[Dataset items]
○ ○ ○ ○
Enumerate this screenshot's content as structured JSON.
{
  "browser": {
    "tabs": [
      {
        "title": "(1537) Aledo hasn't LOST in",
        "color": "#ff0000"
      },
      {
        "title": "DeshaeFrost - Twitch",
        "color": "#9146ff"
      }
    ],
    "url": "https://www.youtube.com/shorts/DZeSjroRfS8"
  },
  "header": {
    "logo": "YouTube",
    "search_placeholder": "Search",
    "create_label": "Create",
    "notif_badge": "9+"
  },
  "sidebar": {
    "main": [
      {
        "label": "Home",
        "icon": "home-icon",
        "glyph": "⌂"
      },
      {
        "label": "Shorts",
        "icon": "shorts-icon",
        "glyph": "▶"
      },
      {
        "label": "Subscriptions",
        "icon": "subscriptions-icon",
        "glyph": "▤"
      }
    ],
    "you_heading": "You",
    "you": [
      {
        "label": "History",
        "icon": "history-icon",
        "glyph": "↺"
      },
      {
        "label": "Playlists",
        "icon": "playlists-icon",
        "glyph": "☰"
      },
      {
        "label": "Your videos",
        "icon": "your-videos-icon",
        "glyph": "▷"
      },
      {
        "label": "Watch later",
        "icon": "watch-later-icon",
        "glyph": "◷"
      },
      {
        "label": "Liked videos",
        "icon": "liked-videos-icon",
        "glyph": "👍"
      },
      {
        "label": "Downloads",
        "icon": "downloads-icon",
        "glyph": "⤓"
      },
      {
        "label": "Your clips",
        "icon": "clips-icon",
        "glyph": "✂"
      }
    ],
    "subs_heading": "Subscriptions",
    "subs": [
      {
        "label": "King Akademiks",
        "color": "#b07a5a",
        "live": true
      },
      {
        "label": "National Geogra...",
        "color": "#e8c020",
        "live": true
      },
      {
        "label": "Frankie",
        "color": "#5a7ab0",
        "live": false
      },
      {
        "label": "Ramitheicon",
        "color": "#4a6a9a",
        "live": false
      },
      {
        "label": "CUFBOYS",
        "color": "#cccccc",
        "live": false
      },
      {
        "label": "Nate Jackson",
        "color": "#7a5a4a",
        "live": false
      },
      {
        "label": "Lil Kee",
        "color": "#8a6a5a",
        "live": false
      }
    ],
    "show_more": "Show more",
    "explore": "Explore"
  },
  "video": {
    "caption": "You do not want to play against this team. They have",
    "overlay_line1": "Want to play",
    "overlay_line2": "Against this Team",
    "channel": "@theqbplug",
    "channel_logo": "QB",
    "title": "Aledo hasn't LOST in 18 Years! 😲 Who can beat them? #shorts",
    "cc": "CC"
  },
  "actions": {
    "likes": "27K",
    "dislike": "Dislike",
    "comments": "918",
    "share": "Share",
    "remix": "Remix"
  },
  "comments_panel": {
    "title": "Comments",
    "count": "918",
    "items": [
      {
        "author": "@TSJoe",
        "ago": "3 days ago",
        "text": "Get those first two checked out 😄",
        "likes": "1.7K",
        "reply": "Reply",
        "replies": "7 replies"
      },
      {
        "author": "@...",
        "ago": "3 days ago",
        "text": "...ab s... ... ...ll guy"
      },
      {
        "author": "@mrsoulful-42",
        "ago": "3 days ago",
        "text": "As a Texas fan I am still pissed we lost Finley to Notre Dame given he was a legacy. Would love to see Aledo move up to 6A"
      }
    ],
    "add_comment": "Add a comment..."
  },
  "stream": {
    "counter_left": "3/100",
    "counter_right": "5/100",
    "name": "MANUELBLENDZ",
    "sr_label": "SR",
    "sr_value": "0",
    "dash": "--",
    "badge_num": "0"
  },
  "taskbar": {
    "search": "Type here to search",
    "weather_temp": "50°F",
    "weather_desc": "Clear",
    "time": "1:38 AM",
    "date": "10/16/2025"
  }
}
○ ○ ○ ○
Reproduce each record shown above without altering a single word.

Result for this exercise
Enumerate this screenshot's content as structured JSON.
{
  "browser": {
    "tabs": [
      {
        "title": "(1537) Aledo hasn't LOST in",
        "color": "#ff0000"
      },
      {
        "title": "DeshaeFrost - Twitch",
        "color": "#9146ff"
      }
    ],
    "url": "https://www.youtube.com/shorts/DZeSjroRfS8"
  },
  "header": {
    "logo": "YouTube",
    "search_placeholder": "Search",
    "create_label": "Create",
    "notif_badge": "9+"
  },
  "sidebar": {
    "main": [
      {
        "label": "Home",
        "icon": "home-icon",
        "glyph": "⌂"
      },
      {
        "label": "Shorts",
        "icon": "shorts-icon",
        "glyph": "▶"
      },
      {
        "label": "Subscriptions",
        "icon": "subscriptions-icon",
        "glyph": "▤"
      }
    ],
    "you_heading": "You",
    "you": [
      {
        "label": "History",
        "icon": "history-icon",
        "glyph": "↺"
      },
      {
        "label": "Playlists",
        "icon": "playlists-icon",
        "glyph": "☰"
      },
      {
        "label": "Your videos",
        "icon": "your-videos-icon",
        "glyph": "▷"
      },
      {
        "label": "Watch later",
        "icon": "watch-later-icon",
        "glyph": "◷"
      },
      {
        "label": "Liked videos",
        "icon": "liked-videos-icon",
        "glyph": "👍"
      },
      {
        "label": "Downloads",
        "icon": "downloads-icon",
        "glyph": "⤓"
      },
      {
        "label": "Your clips",
        "icon": "clips-icon",
        "glyph": "✂"
      }
    ],
    "subs_heading": "Subscriptions",
    "subs": [
      {
        "label": "King Akademiks",
        "color": "#b07a5a",
        "live": true
      },
      {
        "label": "National Geogra...",
        "color": "#e8c020",
        "live": true
      },
      {
        "label": "Frankie",
        "color": "#5a7ab0",
        "live": false
      },
      {
        "label": "Ramitheicon",
        "color": "#4a6a9a",
        "live": false
      },
      {
        "label": "CUFBOYS",
        "color": "#cccccc",
        "live": false
      },
      {
        "label": "Nate Jackson",
        "color": "#7a5a4a",
        "live": false
      },
      {
        "label": "Lil Kee",
        "color": "#8a6a5a",
        "live": false
      }
    ],
    "show_more": "Show more",
    "explore": "Explore"
  },
  "video": {
    "caption": "You do not want to play against this team. They have",
    "overlay_line1": "Want to play",
    "overlay_line2": "Against this Team",
    "channel": "@theqbplug",
    "channel_logo": "QB",
    "title": "Aledo hasn't LOST in 18 Years! 😲 Who can beat them? #shorts",
    "cc": "CC"
  },
  "actions": {
    "likes": "27K",
    "dislike": "Dislike",
    "comments": "918",
    "share": "Share",
    "remix": "Remix"
  },
  "comments_panel": {
    "title": "Comments",
    "count": "918",
    "items": [
      {
        "author": "@TSJoe",
        "ago": "3 days ago",
        "text": "Get those first two checked out 😄",
        "likes": "1.7K",
        "reply": "Reply",
        "replies": "7 replies"
      },
      {
        "author": "@...",
        "ago": "3 days ago",
        "text": "...ab s... ... ...ll guy"
      },
      {
        "author": "@mrsoulful-42",
        "ago": "3 days ago",
        "text": "As a Texas fan I am still pissed we lost Finley to Notre Dame given he was a legacy. Would love to see Aledo move up to 6A"
      }
    ],
    "add_comment": "Add a comment..."
  },
  "stream": {
    "counter_left": "3/100",
    "counter_right": "5/100",
    "name": "MANUELBLENDZ",
    "sr_label": "SR",
    "sr_value": "0",
    "dash": "--",
    "badge_num": "0"
  },
  "taskbar": {
    "search": "Type here to search",
    "weather_temp": "50°F",
    "weather_desc": "Clear",
    "time": "1:38 AM",
    "date": "10/16/2025"
  }
}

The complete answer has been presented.